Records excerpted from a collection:
####

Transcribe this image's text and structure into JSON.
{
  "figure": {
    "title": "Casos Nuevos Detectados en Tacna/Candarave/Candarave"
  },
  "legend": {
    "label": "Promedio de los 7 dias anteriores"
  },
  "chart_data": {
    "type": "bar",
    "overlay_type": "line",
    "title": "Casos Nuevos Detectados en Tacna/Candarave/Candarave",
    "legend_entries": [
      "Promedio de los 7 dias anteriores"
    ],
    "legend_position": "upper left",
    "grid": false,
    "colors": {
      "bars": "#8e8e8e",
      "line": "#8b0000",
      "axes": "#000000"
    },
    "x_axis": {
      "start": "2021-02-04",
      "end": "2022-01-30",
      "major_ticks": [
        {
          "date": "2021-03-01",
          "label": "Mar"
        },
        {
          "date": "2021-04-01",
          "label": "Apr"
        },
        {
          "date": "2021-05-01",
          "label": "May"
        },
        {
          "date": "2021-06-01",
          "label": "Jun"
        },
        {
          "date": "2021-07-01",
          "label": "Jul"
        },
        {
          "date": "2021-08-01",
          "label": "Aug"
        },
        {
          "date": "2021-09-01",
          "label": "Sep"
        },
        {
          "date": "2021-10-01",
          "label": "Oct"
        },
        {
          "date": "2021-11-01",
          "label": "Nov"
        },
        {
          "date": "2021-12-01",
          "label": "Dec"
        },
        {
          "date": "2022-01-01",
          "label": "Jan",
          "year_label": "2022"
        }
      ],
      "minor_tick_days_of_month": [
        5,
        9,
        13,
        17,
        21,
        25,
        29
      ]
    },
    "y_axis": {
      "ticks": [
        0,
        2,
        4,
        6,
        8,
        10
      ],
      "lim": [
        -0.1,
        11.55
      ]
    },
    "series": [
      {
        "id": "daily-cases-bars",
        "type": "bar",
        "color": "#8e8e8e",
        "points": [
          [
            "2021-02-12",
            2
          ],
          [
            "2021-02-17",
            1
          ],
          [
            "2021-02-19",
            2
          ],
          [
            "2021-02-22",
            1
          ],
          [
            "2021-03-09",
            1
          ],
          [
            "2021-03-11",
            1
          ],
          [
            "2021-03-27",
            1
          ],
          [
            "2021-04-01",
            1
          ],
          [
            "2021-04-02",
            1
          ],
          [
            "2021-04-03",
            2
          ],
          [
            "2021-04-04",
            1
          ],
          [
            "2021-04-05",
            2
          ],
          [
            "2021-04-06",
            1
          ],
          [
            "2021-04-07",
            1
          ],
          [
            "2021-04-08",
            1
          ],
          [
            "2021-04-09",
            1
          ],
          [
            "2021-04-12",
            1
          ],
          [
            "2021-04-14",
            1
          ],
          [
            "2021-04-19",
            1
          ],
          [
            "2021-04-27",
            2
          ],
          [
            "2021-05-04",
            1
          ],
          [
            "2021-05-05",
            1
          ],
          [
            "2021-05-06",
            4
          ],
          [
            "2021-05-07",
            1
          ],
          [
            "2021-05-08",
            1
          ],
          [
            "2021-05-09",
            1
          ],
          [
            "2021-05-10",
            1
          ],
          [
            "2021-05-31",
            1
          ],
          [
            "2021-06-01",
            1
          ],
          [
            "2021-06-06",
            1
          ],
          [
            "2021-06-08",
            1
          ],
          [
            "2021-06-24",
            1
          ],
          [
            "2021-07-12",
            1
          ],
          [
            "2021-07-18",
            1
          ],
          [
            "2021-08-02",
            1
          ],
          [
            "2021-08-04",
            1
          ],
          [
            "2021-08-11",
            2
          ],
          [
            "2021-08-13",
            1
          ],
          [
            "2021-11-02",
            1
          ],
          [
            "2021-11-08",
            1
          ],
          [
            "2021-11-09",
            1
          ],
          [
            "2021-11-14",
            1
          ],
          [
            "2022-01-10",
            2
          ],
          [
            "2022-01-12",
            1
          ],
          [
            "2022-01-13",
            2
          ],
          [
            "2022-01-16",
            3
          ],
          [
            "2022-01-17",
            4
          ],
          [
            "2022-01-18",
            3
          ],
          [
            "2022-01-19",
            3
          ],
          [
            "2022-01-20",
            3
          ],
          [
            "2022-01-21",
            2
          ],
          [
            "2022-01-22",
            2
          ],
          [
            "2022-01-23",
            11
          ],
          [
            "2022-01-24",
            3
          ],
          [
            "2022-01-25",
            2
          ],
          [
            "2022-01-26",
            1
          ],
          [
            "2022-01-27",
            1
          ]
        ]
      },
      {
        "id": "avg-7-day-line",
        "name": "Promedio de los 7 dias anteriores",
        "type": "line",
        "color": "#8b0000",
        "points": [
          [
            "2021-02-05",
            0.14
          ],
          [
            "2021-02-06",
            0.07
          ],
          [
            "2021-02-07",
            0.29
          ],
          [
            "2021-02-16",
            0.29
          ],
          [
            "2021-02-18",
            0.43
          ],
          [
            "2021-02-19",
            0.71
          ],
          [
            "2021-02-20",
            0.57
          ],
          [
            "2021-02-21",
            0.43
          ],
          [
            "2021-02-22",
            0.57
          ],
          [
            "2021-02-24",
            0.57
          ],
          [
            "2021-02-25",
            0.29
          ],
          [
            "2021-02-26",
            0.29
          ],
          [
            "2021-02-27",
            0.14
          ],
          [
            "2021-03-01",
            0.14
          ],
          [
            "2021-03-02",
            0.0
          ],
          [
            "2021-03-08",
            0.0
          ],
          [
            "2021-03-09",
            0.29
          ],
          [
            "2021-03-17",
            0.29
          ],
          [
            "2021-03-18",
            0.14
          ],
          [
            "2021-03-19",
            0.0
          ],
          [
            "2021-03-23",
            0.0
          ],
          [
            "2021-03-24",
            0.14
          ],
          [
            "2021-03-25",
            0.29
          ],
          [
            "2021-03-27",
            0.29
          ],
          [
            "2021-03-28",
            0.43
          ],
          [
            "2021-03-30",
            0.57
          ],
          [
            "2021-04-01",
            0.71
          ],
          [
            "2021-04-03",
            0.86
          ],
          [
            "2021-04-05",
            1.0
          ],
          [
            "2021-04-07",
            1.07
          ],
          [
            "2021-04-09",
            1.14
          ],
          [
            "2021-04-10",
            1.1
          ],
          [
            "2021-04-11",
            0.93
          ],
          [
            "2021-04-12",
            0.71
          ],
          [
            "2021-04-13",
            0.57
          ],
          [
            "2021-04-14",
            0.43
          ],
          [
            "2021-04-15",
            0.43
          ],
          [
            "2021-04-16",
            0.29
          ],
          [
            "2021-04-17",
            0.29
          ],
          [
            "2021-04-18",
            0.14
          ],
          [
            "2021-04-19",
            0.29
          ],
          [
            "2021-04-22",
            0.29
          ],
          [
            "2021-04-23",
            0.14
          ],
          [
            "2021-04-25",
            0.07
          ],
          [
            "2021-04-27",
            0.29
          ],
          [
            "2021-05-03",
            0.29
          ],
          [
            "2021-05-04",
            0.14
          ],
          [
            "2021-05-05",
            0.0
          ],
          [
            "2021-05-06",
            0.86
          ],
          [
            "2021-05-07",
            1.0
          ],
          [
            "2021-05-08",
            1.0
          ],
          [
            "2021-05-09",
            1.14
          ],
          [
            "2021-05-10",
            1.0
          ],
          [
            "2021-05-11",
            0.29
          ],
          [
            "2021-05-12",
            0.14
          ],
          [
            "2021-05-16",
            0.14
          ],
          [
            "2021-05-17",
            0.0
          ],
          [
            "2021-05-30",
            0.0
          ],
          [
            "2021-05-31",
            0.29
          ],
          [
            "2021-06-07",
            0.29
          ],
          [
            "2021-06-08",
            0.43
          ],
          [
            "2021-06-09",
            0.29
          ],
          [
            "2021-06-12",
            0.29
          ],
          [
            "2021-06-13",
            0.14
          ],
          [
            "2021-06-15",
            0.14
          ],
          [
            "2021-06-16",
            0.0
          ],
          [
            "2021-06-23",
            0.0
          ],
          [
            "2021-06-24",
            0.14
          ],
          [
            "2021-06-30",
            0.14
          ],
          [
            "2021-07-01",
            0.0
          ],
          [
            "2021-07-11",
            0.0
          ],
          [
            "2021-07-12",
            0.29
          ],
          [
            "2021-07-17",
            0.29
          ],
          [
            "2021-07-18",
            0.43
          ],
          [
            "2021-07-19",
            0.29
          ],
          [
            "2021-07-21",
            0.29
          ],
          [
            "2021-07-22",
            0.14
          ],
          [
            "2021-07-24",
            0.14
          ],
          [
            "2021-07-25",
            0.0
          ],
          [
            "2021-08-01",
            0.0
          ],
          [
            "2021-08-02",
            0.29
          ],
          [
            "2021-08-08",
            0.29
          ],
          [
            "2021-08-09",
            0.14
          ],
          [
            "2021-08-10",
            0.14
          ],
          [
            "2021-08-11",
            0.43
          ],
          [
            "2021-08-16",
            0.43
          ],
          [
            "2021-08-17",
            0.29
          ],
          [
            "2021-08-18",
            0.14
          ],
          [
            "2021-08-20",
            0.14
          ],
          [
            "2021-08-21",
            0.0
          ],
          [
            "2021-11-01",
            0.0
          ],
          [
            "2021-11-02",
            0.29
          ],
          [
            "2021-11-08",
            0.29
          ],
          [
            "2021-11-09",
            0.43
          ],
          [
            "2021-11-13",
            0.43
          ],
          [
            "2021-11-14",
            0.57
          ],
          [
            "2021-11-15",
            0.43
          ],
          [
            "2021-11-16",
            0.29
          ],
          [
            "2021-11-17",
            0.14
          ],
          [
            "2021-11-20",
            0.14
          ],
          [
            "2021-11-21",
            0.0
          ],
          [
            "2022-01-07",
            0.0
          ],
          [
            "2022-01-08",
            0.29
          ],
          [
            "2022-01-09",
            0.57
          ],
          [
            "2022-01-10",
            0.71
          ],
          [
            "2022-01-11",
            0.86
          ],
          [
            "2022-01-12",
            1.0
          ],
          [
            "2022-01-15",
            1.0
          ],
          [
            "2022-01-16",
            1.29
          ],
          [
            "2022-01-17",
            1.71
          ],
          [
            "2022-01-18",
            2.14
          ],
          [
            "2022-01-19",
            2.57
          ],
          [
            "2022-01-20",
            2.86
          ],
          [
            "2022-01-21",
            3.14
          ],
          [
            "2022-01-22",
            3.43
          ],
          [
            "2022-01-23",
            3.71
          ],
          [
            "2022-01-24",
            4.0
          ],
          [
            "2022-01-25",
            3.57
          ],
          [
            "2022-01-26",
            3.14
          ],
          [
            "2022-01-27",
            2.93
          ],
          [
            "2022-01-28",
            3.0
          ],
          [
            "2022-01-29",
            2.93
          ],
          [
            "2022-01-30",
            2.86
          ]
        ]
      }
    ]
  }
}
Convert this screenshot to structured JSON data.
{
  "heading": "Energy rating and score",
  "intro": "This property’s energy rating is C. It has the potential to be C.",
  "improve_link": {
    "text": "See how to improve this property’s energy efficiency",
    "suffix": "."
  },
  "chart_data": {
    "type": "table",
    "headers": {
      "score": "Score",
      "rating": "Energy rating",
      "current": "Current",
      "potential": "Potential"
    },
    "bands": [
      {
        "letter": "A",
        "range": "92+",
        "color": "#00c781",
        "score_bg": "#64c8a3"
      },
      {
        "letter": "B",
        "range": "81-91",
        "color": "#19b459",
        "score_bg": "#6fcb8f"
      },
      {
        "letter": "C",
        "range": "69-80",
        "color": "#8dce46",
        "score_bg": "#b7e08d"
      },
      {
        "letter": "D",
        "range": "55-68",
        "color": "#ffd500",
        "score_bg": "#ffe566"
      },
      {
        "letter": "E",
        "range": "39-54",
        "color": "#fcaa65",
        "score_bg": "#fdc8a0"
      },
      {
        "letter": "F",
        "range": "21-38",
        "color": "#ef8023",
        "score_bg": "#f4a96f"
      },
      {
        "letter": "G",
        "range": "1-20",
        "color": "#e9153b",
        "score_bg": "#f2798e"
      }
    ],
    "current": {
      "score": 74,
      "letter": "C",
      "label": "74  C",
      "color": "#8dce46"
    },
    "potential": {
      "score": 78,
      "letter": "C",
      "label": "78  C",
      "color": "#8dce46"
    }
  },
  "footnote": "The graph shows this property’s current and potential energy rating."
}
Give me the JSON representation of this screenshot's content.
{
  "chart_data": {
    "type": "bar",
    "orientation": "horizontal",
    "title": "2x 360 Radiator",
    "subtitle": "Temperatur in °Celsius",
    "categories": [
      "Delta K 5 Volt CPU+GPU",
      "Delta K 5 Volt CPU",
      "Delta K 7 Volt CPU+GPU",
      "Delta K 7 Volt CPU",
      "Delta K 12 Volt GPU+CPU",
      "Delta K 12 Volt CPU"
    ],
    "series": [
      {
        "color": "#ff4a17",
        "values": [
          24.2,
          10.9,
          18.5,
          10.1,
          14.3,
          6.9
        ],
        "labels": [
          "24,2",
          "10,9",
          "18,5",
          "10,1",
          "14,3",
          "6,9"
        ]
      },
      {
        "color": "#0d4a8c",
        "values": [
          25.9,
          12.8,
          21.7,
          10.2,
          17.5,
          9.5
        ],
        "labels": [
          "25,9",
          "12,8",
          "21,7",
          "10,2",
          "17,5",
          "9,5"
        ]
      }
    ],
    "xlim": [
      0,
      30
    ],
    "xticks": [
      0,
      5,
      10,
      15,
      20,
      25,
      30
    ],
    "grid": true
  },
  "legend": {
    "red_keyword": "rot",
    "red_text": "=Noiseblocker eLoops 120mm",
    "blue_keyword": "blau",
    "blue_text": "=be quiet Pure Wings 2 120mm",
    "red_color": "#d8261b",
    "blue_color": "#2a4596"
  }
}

####

**EXERCISE DETAILS**
From the entries above, copy every line containing the word "potential".

**COMPLETED EXERCISE**
  "intro": "This property’s energy rating is C. It has the potential to be C.",
      "potential": "Potential"
    "potential": {
  "footnote": "The graph shows this property’s current and potential energy rating."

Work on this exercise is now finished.